▶ _SET TASK_
Reproduce each record exactly.

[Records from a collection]
◆ ◆ ◆ ◆ ◆ ◆ ◆

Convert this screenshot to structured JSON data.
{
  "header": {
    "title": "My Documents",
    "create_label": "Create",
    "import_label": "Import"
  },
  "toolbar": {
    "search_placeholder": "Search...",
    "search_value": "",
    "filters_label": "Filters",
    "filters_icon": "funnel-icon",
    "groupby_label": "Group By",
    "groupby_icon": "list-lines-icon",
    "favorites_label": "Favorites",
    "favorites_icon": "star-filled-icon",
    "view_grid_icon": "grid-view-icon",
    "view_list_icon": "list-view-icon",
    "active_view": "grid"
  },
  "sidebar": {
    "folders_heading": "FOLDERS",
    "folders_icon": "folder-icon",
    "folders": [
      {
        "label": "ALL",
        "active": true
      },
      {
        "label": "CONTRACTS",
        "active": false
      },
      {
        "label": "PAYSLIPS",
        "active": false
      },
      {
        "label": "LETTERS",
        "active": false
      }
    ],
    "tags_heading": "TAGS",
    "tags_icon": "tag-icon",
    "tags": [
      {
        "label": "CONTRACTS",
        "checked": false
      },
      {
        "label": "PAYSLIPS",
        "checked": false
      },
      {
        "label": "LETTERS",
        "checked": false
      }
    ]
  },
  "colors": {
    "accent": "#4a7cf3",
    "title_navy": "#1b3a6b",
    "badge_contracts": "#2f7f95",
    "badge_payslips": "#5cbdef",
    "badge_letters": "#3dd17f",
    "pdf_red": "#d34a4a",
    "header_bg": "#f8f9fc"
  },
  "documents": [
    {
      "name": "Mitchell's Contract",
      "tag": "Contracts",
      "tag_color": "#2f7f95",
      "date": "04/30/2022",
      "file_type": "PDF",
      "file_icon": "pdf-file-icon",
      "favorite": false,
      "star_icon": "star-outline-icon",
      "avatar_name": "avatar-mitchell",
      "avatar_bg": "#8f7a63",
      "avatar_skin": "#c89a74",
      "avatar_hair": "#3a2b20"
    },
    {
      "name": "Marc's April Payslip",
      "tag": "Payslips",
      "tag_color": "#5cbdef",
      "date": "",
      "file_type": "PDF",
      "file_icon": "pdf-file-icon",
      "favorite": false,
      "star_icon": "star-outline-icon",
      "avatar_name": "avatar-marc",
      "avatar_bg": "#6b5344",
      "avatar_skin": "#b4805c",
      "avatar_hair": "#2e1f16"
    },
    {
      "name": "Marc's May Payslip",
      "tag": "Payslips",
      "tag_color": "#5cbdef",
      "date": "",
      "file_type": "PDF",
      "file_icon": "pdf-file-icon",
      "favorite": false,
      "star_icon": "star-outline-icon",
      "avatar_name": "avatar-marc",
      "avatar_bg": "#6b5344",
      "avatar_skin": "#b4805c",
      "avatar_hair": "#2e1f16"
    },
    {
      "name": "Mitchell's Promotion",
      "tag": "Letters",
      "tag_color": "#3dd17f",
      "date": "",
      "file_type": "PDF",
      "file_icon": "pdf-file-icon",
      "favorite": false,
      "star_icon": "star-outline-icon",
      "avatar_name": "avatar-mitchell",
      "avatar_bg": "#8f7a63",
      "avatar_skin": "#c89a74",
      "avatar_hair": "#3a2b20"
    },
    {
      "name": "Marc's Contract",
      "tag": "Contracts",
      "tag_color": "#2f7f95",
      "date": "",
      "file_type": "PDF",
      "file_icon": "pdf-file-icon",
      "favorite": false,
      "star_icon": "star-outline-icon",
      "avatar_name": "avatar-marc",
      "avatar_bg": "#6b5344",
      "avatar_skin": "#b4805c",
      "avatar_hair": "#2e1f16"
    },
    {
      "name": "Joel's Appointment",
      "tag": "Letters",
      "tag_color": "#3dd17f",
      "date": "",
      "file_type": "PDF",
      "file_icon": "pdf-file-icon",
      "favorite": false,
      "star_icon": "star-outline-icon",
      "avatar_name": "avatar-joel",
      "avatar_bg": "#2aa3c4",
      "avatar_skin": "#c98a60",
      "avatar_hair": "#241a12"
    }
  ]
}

◆ ◆ ◆ ◆ ◆ ◆ ◆

▶ _RESULT FOR THIS TASK_
Convert this screenshot to structured JSON data.
{
  "header": {
    "title": "My Documents",
    "create_label": "Create",
    "import_label": "Import"
  },
  "toolbar": {
    "search_placeholder": "Search...",
    "search_value": "",
    "filters_label": "Filters",
    "filters_icon": "funnel-icon",
    "groupby_label": "Group By",
    "groupby_icon": "list-lines-icon",
    "favorites_label": "Favorites",
    "favorites_icon": "star-filled-icon",
    "view_grid_icon": "grid-view-icon",
    "view_list_icon": "list-view-icon",
    "active_view": "grid"
  },
  "sidebar": {
    "folders_heading": "FOLDERS",
    "folders_icon": "folder-icon",
    "folders": [
      {
        "label": "ALL",
        "active": true
      },
      {
        "label": "CONTRACTS",
        "active": false
      },
      {
        "label": "PAYSLIPS",
        "active": false
      },
      {
        "label": "LETTERS",
        "active": false
      }
    ],
    "tags_heading": "TAGS",
    "tags_icon": "tag-icon",
    "tags": [
      {
        "label": "CONTRACTS",
        "checked": false
      },
      {
        "label": "PAYSLIPS",
        "checked": false
      },
      {
        "label": "LETTERS",
        "checked": false
      }
    ]
  },
  "colors": {
    "accent": "#4a7cf3",
    "title_navy": "#1b3a6b",
    "badge_contracts": "#2f7f95",
    "badge_payslips": "#5cbdef",
    "badge_letters": "#3dd17f",
    "pdf_red": "#d34a4a",
    "header_bg": "#f8f9fc"
  },
  "documents": [
    {
      "name": "Mitchell's Contract",
      "tag": "Contracts",
      "tag_color": "#2f7f95",
      "date": "04/30/2022",
      "file_type": "PDF",
      "file_icon": "pdf-file-icon",
      "favorite": false,
      "star_icon": "star-outline-icon",
      "avatar_name": "avatar-mitchell",
      "avatar_bg": "#8f7a63",
      "avatar_skin": "#c89a74",
      "avatar_hair": "#3a2b20"
    },
    {
      "name": "Marc's April Payslip",
      "tag": "Payslips",
      "tag_color": "#5cbdef",
      "date": "",
      "file_type": "PDF",
      "file_icon": "pdf-file-icon",
      "favorite": false,
      "star_icon": "star-outline-icon",
      "avatar_name": "avatar-marc",
      "avatar_bg": "#6b5344",
      "avatar_skin": "#b4805c",
      "avatar_hair": "#2e1f16"
    },
    {
      "name": "Marc's May Payslip",
      "tag": "Payslips",
      "tag_color": "#5cbdef",
      "date": "",
      "file_type": "PDF",
      "file_icon": "pdf-file-icon",
      "favorite": false,
      "star_icon": "star-outline-icon",
      "avatar_name": "avatar-marc",
      "avatar_bg": "#6b5344",
      "avatar_skin": "#b4805c",
      "avatar_hair": "#2e1f16"
    },
    {
      "name": "Mitchell's Promotion",
      "tag": "Letters",
      "tag_color": "#3dd17f",
      "date": "",
      "file_type": "PDF",
      "file_icon": "pdf-file-icon",
      "favorite": false,
      "star_icon": "star-outline-icon",
      "avatar_name": "avatar-mitchell",
      "avatar_bg": "#8f7a63",
      "avatar_skin": "#c89a74",
      "avatar_hair": "#3a2b20"
    },
    {
      "name": "Marc's Contract",
      "tag": "Contracts",
      "tag_color": "#2f7f95",
      "date": "",
      "file_type": "PDF",
      "file_icon": "pdf-file-icon",
      "favorite": false,
      "star_icon": "star-outline-icon",
      "avatar_name": "avatar-marc",
      "avatar_bg": "#6b5344",
      "avatar_skin": "#b4805c",
      "avatar_hair": "#2e1f16"
    },
    {
      "name": "Joel's Appointment",
      "tag": "Letters",
      "tag_color": "#3dd17f",
      "date": "",
      "file_type": "PDF",
      "file_icon": "pdf-file-icon",
      "favorite": false,
      "star_icon": "star-outline-icon",
      "avatar_name": "avatar-joel",
      "avatar_bg": "#2aa3c4",
      "avatar_skin": "#c98a60",
      "avatar_hair": "#241a12"
    }
  ]
}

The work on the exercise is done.